READING PASSAGE
- - - -
Document:

Amendment No. 3 to Advisory Agreement

 Exhibit 10.1 
 AMENDMENT NO. 3 TO ADVISORY AGREEMENT 
 This Amendment No. 3 to the Advisory
Agreement dated December 11, 2009, as amended on October 18, 2010 and as further amended on November 8, 2010 (the original agreement executed on December 11, 2009 and as amended on October 18, 2010 and as further amended on
November 8, 2010 are collectively referred to herein as the “Advisory Agreement”) is made and entered into as of the 1st day of June, 2011, by and among SummerHaven Investment Management, LLC (“SHIM”), a
Delaware limited liability company with its principal place of business at 1266 East Main Street, Soundview Plaza, Fourth Floor, Stamford, CT 06902, and United States Commodity Funds LLC (“USCF”), a Delaware limited liability
company with its principal place of business at 1320 Harbor Bay Parkway, Suite 145, Alameda, California 94502. 
 WHEREAS, the
parties have entered into the Advisory Agreement, whereby USCF has retained SHIM to provide certain consulting services in connection with the operation of funds as listed in the Advisory Agreement, as amended from time to time (each a
“Fund” and collectively, the “Funds”); and 
 WHEREAS, in connection therewith, the parties
desire to amend the Advisory Agreement as follows to provide for amendments to Section 3 – Term and Termination and Section 4 – Indemnification of the Advisory Agreement; 

NOW, THEREFORE, in consideration of the foregoing, the parties agree to amend the Advisory Agreement as follows: 

 

	 	1.	 The “Term and Termination” section of the Advisory Agreement is deleted in its entirety and replaced with the following:

 3. TERM AND TERMINATION 
  

	 	(a)	 With respect to each Fund, this Agreement shall commence on the Effective Date or the Amendment Effective Date, as the case may be, and remain in
effect until August 1, 2014 (“Initial Period”), unless earlier terminated by either USCF or SHIM in accordance with this Article 3. After the Initial Period, this Agreement shall continue for successive three-year
periods (“Successive Three-Year Period”) unless terminated by either such party as of the end of the each Successive Three-Year Period by providing at least one hundred eighty (180) days written notice of
such termination prior to the end of the Initial Period or Successive Three-Year Period, except as otherwise provided in this Article 3. Upon termination of this Agreement USCF shall cease to use the Indices and the Service Marks.
- - - -
WORK TO COMPLETE
A: Quote the advisory agreement amendment from the words containing "3. TERM AND" through the words "the Service Marks.", inclusive.
B: Print the listing from its first line through the line containing "0, 584, 18]", including both ends.
The advisory agreement amendment and the listing have nothing to do with each other.
- - - -
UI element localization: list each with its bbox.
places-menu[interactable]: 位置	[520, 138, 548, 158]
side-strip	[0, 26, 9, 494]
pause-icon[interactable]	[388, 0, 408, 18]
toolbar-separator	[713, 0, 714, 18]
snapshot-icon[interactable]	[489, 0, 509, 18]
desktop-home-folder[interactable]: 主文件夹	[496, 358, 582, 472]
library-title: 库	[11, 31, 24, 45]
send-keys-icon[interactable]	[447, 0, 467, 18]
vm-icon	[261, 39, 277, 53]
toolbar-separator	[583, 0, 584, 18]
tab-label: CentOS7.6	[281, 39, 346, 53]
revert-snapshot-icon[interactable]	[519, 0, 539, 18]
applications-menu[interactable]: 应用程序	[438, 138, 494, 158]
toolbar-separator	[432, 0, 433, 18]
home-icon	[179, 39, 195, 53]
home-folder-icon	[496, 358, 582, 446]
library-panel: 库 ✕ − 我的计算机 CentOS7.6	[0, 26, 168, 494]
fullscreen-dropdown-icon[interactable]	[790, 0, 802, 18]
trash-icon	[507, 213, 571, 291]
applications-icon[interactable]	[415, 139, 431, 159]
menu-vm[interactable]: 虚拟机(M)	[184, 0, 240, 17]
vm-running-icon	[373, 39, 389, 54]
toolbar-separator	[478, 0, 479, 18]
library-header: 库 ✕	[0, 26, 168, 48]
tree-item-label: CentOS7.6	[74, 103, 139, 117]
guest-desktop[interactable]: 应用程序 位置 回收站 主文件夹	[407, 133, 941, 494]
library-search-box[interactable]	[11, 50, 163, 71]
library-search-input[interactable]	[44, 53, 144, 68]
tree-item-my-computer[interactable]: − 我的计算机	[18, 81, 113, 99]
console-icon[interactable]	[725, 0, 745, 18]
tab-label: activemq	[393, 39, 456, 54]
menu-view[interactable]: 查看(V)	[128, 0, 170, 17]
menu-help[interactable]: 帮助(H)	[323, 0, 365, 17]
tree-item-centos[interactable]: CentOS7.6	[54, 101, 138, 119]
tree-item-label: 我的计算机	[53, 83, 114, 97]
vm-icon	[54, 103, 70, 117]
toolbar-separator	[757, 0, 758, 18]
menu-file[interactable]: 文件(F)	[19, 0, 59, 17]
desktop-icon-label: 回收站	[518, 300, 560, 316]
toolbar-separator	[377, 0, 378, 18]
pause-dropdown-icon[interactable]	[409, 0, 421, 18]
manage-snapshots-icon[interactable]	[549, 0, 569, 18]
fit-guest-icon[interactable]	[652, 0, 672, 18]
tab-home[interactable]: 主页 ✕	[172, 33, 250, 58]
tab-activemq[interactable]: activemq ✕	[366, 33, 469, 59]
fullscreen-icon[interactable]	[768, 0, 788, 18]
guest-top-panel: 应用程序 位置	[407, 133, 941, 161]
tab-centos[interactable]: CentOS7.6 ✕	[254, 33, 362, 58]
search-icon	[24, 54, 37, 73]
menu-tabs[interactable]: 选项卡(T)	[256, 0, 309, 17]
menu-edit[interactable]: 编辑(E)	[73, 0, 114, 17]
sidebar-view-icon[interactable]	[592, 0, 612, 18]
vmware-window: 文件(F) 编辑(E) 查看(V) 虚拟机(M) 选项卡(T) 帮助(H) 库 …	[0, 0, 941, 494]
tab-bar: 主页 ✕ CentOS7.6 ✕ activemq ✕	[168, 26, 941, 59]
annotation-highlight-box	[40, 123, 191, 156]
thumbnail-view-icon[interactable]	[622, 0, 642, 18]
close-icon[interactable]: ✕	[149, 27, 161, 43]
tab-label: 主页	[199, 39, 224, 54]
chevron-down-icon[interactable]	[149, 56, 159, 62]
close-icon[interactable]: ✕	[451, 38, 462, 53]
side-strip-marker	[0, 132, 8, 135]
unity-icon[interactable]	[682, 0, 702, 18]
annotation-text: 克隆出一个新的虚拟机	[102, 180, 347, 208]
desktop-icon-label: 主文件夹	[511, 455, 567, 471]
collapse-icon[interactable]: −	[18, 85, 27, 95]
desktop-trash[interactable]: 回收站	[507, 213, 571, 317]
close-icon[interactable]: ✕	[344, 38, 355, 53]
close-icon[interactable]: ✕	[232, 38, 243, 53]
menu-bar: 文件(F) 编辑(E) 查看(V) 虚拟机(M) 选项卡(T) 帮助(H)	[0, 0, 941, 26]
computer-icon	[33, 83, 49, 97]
- - - -
ANSWERS PROVIDED
A:
3. TERM AND TERMINATION 
  

	 	(a)	 With respect to each Fund, this Agreement shall commence on the Effective Date or the Amendment Effective Date, as the case may be, and remain in
effect until August 1, 2014 (“Initial Period”), unless earlier terminated by either USCF or SHIM in accordance with this Article 3. After the Initial Period, this Agreement shall continue for successive three-year
periods (“Successive Three-Year Period”) unless terminated by either such party as of the end of the each Successive Three-Year Period by providing at least one hundred eighty (180) days written notice of
such termination prior to the end of the Initial Period or Successive Three-Year Period, except as otherwise provided in this Article 3. Upon termination of this Agreement USCF shall cease to use the Indices and the Service Marks.

B:
UI element localization: list each with its bbox.
places-menu[interactable]: 位置	[520, 138, 548, 158]
side-strip	[0, 26, 9, 494]
pause-icon[interactable]	[388, 0, 408, 18]
toolbar-separator	[713, 0, 714, 18]
snapshot-icon[interactable]	[489, 0, 509, 18]
desktop-home-folder[interactable]: 主文件夹	[496, 358, 582, 472]
library-title: 库	[11, 31, 24, 45]
send-keys-icon[interactable]	[447, 0, 467, 18]
vm-icon	[261, 39, 277, 53]
toolbar-separator	[583, 0, 584, 18]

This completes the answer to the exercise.